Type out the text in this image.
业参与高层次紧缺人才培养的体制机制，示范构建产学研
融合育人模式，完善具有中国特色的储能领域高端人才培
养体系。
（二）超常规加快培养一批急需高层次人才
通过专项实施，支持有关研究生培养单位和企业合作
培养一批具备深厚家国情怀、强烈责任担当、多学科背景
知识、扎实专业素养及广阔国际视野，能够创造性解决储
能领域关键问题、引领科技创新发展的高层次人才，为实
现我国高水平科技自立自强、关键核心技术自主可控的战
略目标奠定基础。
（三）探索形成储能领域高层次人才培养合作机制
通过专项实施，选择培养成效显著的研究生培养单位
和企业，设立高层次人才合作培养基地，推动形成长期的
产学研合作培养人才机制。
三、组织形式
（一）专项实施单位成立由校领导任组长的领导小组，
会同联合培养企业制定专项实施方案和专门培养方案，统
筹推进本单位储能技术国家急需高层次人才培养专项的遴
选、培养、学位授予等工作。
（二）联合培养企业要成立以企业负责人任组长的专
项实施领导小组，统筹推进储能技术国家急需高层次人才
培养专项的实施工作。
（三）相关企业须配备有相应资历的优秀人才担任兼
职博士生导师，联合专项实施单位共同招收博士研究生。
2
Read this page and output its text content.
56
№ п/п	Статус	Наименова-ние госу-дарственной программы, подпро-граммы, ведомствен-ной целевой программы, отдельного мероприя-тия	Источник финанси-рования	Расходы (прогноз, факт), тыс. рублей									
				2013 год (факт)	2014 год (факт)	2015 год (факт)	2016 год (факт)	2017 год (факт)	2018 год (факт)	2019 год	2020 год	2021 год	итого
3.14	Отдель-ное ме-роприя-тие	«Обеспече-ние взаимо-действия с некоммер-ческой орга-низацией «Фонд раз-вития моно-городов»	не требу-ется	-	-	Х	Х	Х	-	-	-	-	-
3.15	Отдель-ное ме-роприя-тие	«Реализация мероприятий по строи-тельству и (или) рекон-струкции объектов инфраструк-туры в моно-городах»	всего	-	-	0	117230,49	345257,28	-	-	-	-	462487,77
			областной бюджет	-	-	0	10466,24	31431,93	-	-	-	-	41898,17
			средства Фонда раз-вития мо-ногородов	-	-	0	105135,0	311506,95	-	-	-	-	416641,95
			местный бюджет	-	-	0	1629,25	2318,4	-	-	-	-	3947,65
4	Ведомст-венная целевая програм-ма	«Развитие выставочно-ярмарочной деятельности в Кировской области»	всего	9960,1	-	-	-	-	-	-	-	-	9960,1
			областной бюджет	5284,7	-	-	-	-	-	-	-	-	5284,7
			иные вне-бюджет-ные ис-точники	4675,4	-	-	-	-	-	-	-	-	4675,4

§ Aim
Output all of the data again. Match it exactly.

§ Exercise result
Type out the text in this image.
业参与高层次紧缺人才培养的体制机制，示范构建产学研
融合育人模式，完善具有中国特色的储能领域高端人才培
养体系。
（二）超常规加快培养一批急需高层次人才
通过专项实施，支持有关研究生培养单位和企业合作
培养一批具备深厚家国情怀、强烈责任担当、多学科背景
知识、扎实专业素养及广阔国际视野，能够创造性解决储
能领域关键问题、引领科技创新发展的高层次人才，为实
现我国高水平科技自立自强、关键核心技术自主可控的战
略目标奠定基础。
（三）探索形成储能领域高层次人才培养合作机制
通过专项实施，选择培养成效显著的研究生培养单位
和企业，设立高层次人才合作培养基地，推动形成长期的
产学研合作培养人才机制。
三、组织形式
（一）专项实施单位成立由校领导任组长的领导小组，
会同联合培养企业制定专项实施方案和专门培养方案，统
筹推进本单位储能技术国家急需高层次人才培养专项的遴
选、培养、学位授予等工作。
（二）联合培养企业要成立以企业负责人任组长的专
项实施领导小组，统筹推进储能技术国家急需高层次人才
培养专项的实施工作。
（三）相关企业须配备有相应资历的优秀人才担任兼
职博士生导师，联合专项实施单位共同招收博士研究生。
2
Read this page and output its text content.
56
№ п/п	Статус	Наименова-ние госу-дарственной программы, подпро-граммы, ведомствен-ной целевой программы, отдельного мероприя-тия	Источник финанси-рования	Расходы (прогноз, факт), тыс. рублей									
				2013 год (факт)	2014 год (факт)	2015 год (факт)	2016 год (факт)	2017 год (факт)	2018 год (факт)	2019 год	2020 год	2021 год	итого
3.14	Отдель-ное ме-роприя-тие	«Обеспече-ние взаимо-действия с некоммер-ческой орга-низацией «Фонд раз-вития моно-городов»	не требу-ется	-	-	Х	Х	Х	-	-	-	-	-
3.15	Отдель-ное ме-роприя-тие	«Реализация мероприятий по строи-тельству и (или) рекон-струкции объектов инфраструк-туры в моно-городах»	всего	-	-	0	117230,49	345257,28	-	-	-	-	462487,77
			областной бюджет	-	-	0	10466,24	31431,93	-	-	-	-	41898,17
			средства Фонда раз-вития мо-ногородов	-	-	0	105135,0	311506,95	-	-	-	-	416641,95
			местный бюджет	-	-	0	1629,25	2318,4	-	-	-	-	3947,65
4	Ведомст-венная целевая програм-ма	«Развитие выставочно-ярмарочной деятельности в Кировской области»	всего	9960,1	-	-	-	-	-	-	-	-	9960,1
			областной бюджет	5284,7	-	-	-	-	-	-	-	-	5284,7
			иные вне-бюджет-ные ис-точники	4675,4	-	-	-	-	-	-	-	-	4675,4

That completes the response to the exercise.